↓

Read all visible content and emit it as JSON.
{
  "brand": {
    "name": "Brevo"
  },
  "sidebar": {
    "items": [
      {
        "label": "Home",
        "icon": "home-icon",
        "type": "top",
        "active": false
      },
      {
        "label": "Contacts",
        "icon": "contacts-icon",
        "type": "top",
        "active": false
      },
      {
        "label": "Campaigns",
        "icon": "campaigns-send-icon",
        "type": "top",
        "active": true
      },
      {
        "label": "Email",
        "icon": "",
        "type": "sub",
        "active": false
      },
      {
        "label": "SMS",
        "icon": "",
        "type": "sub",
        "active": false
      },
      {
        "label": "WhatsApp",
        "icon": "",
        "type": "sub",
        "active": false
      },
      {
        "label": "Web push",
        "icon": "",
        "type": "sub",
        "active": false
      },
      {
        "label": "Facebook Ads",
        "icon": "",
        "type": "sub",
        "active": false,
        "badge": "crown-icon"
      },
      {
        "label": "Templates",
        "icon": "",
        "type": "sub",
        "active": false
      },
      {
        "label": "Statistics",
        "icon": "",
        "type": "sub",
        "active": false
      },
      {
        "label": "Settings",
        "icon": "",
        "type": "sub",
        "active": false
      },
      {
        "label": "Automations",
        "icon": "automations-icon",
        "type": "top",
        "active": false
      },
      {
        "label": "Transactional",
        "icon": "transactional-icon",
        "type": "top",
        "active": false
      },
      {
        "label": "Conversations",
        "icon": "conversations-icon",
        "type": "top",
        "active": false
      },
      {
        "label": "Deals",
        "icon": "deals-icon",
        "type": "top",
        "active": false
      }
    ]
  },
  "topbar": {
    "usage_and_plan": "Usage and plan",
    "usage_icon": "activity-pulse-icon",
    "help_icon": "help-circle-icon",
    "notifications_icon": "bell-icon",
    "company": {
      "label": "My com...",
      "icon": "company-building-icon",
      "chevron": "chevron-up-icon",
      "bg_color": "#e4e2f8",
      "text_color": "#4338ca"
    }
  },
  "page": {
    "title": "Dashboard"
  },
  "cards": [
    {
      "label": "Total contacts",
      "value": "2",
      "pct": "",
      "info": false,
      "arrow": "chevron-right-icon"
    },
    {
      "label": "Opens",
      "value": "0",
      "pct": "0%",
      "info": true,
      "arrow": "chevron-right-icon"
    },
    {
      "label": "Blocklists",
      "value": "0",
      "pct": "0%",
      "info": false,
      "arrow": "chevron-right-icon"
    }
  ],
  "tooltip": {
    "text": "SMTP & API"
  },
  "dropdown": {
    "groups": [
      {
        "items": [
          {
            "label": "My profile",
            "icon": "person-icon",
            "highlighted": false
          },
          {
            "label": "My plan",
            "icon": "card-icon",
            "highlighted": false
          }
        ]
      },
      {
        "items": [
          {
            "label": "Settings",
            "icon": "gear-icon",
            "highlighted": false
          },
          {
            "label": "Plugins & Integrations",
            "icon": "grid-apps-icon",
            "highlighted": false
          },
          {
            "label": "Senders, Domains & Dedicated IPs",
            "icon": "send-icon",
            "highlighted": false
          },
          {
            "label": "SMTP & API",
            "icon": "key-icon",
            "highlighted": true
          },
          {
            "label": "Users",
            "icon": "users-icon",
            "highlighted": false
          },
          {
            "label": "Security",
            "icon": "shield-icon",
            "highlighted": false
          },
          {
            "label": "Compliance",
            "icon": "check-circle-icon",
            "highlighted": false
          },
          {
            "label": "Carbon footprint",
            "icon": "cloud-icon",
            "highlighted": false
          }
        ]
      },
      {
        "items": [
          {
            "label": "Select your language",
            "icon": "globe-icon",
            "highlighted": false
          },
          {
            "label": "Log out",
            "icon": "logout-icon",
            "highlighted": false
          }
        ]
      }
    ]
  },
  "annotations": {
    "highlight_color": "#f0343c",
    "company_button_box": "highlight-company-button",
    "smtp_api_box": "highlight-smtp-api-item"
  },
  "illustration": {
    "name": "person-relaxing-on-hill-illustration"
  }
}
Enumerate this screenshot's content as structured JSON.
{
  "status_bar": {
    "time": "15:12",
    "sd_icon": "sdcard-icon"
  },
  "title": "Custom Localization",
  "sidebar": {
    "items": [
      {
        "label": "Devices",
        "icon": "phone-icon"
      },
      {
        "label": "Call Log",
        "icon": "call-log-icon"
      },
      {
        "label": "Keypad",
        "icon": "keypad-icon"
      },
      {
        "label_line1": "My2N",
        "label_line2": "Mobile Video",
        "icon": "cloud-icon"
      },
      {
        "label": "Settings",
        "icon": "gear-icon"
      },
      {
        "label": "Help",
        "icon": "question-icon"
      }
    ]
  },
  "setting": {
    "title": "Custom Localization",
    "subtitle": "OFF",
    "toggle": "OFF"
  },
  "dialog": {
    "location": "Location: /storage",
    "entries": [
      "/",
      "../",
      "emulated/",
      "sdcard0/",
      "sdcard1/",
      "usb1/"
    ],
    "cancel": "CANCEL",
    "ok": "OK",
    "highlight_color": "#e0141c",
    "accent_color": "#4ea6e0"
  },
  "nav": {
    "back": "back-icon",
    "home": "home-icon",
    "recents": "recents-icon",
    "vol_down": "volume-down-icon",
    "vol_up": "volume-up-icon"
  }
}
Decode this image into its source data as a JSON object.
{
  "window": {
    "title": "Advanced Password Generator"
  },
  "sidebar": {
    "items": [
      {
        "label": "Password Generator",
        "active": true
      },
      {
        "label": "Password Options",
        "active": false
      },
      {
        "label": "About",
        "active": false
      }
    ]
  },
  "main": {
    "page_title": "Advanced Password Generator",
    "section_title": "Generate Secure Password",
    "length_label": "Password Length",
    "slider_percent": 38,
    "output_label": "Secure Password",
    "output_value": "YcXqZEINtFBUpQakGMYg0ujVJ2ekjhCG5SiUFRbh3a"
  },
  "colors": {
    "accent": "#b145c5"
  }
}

↑

* Objective *
Copy out every entry again, exactly as it was given.

* Answer to the exercise *
Read all visible content and emit it as JSON.
{
  "brand": {
    "name": "Brevo"
  },
  "sidebar": {
    "items": [
      {
        "label": "Home",
        "icon": "home-icon",
        "type": "top",
        "active": false
      },
      {
        "label": "Contacts",
        "icon": "contacts-icon",
        "type": "top",
        "active": false
      },
      {
        "label": "Campaigns",
        "icon": "campaigns-send-icon",
        "type": "top",
        "active": true
      },
      {
        "label": "Email",
        "icon": "",
        "type": "sub",
        "active": false
      },
      {
        "label": "SMS",
        "icon": "",
        "type": "sub",
        "active": false
      },
      {
        "label": "WhatsApp",
        "icon": "",
        "type": "sub",
        "active": false
      },
      {
        "label": "Web push",
        "icon": "",
        "type": "sub",
        "active": false
      },
      {
        "label": "Facebook Ads",
        "icon": "",
        "type": "sub",
        "active": false,
        "badge": "crown-icon"
      },
      {
        "label": "Templates",
        "icon": "",
        "type": "sub",
        "active": false
      },
      {
        "label": "Statistics",
        "icon": "",
        "type": "sub",
        "active": false
      },
      {
        "label": "Settings",
        "icon": "",
        "type": "sub",
        "active": false
      },
      {
        "label": "Automations",
        "icon": "automations-icon",
        "type": "top",
        "active": false
      },
      {
        "label": "Transactional",
        "icon": "transactional-icon",
        "type": "top",
        "active": false
      },
      {
        "label": "Conversations",
        "icon": "conversations-icon",
        "type": "top",
        "active": false
      },
      {
        "label": "Deals",
        "icon": "deals-icon",
        "type": "top",
        "active": false
      }
    ]
  },
  "topbar": {
    "usage_and_plan": "Usage and plan",
    "usage_icon": "activity-pulse-icon",
    "help_icon": "help-circle-icon",
    "notifications_icon": "bell-icon",
    "company": {
      "label": "My com...",
      "icon": "company-building-icon",
      "chevron": "chevron-up-icon",
      "bg_color": "#e4e2f8",
      "text_color": "#4338ca"
    }
  },
  "page": {
    "title": "Dashboard"
  },
  "cards": [
    {
      "label": "Total contacts",
      "value": "2",
      "pct": "",
      "info": false,
      "arrow": "chevron-right-icon"
    },
    {
      "label": "Opens",
      "value": "0",
      "pct": "0%",
      "info": true,
      "arrow": "chevron-right-icon"
    },
    {
      "label": "Blocklists",
      "value": "0",
      "pct": "0%",
      "info": false,
      "arrow": "chevron-right-icon"
    }
  ],
  "tooltip": {
    "text": "SMTP & API"
  },
  "dropdown": {
    "groups": [
      {
        "items": [
          {
            "label": "My profile",
            "icon": "person-icon",
            "highlighted": false
          },
          {
            "label": "My plan",
            "icon": "card-icon",
            "highlighted": false
          }
        ]
      },
      {
        "items": [
          {
            "label": "Settings",
            "icon": "gear-icon",
            "highlighted": false
          },
          {
            "label": "Plugins & Integrations",
            "icon": "grid-apps-icon",
            "highlighted": false
          },
          {
            "label": "Senders, Domains & Dedicated IPs",
            "icon": "send-icon",
            "highlighted": false
          },
          {
            "label": "SMTP & API",
            "icon": "key-icon",
            "highlighted": true
          },
          {
            "label": "Users",
            "icon": "users-icon",
            "highlighted": false
          },
          {
            "label": "Security",
            "icon": "shield-icon",
            "highlighted": false
          },
          {
            "label": "Compliance",
            "icon": "check-circle-icon",
            "highlighted": false
          },
          {
            "label": "Carbon footprint",
            "icon": "cloud-icon",
            "highlighted": false
          }
        ]
      },
      {
        "items": [
          {
            "label": "Select your language",
            "icon": "globe-icon",
            "highlighted": false
          },
          {
            "label": "Log out",
            "icon": "logout-icon",
            "highlighted": false
          }
        ]
      }
    ]
  },
  "annotations": {
    "highlight_color": "#f0343c",
    "company_button_box": "highlight-company-button",
    "smtp_api_box": "highlight-smtp-api-item"
  },
  "illustration": {
    "name": "person-relaxing-on-hill-illustration"
  }
}
Enumerate this screenshot's content as structured JSON.
{
  "status_bar": {
    "time": "15:12",
    "sd_icon": "sdcard-icon"
  },
  "title": "Custom Localization",
  "sidebar": {
    "items": [
      {
        "label": "Devices",
        "icon": "phone-icon"
      },
      {
        "label": "Call Log",
        "icon": "call-log-icon"
      },
      {
        "label": "Keypad",
        "icon": "keypad-icon"
      },
      {
        "label_line1": "My2N",
        "label_line2": "Mobile Video",
        "icon": "cloud-icon"
      },
      {
        "label": "Settings",
        "icon": "gear-icon"
      },
      {
        "label": "Help",
        "icon": "question-icon"
      }
    ]
  },
  "setting": {
    "title": "Custom Localization",
    "subtitle": "OFF",
    "toggle": "OFF"
  },
  "dialog": {
    "location": "Location: /storage",
    "entries": [
      "/",
      "../",
      "emulated/",
      "sdcard0/",
      "sdcard1/",
      "usb1/"
    ],
    "cancel": "CANCEL",
    "ok": "OK",
    "highlight_color": "#e0141c",
    "accent_color": "#4ea6e0"
  },
  "nav": {
    "back": "back-icon",
    "home": "home-icon",
    "recents": "recents-icon",
    "vol_down": "volume-down-icon",
    "vol_up": "volume-up-icon"
  }
}
Decode this image into its source data as a JSON object.
{
  "window": {
    "title": "Advanced Password Generator"
  },
  "sidebar": {
    "items": [
      {
        "label": "Password Generator",
        "active": true
      },
      {
        "label": "Password Options",
        "active": false
      },
      {
        "label": "About",
        "active": false
      }
    ]
  },
  "main": {
    "page_title": "Advanced Password Generator",
    "section_title": "Generate Secure Password",
    "length_label": "Password Length",
    "slider_percent": 38,
    "output_label": "Secure Password",
    "output_value": "YcXqZEINtFBUpQakGMYg0ujVJ2ekjhCG5SiUFRbh3a"
  },
  "colors": {
    "accent": "#b145c5"
  }
}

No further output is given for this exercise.